* [EXERCISE OBJECTIVE]: Write out the material below again, unchanged.

* [ENTRIES PROVIDED]:
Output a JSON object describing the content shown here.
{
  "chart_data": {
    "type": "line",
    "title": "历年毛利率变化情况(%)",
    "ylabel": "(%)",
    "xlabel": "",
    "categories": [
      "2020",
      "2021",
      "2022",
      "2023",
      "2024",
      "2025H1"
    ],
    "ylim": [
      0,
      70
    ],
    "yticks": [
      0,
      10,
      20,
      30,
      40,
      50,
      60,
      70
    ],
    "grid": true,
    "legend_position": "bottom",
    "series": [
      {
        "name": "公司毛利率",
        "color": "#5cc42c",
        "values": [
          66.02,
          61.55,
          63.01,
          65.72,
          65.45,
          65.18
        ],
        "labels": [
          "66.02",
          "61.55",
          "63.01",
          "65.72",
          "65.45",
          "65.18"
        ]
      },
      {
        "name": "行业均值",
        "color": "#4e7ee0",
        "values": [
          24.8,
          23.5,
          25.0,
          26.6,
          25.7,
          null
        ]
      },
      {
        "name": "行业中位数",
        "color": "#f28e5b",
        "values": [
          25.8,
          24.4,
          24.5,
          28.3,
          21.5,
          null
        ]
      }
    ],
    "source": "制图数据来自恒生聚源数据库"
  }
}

* [COMPLETE OUTPUT]:
Output a JSON object describing the content shown here.
{
  "chart_data": {
    "type": "line",
    "title": "历年毛利率变化情况(%)",
    "ylabel": "(%)",
    "xlabel": "",
    "categories": [
      "2020",
      "2021",
      "2022",
      "2023",
      "2024",
      "2025H1"
    ],
    "ylim": [
      0,
      70
    ],
    "yticks": [
      0,
      10,
      20,
      30,
      40,
      50,
      60,
      70
    ],
    "grid": true,
    "legend_position": "bottom",
    "series": [
      {
        "name": "公司毛利率",
        "color": "#5cc42c",
        "values": [
          66.02,
          61.55,
          63.01,
          65.72,
          65.45,
          65.18
        ],
        "labels": [
          "66.02",
          "61.55",
          "63.01",
          "65.72",
          "65.45",
          "65.18"
        ]
      },
      {
        "name": "行业均值",
        "color": "#4e7ee0",
        "values": [
          24.8,
          23.5,
          25.0,
          26.6,
          25.7,
          null
        ]
      },
      {
        "name": "行业中位数",
        "color": "#f28e5b",
        "values": [
          25.8,
          24.4,
          24.5,
          28.3,
          21.5,
          null
        ]
      }
    ],
    "source": "制图数据来自恒生聚源数据库"
  }
}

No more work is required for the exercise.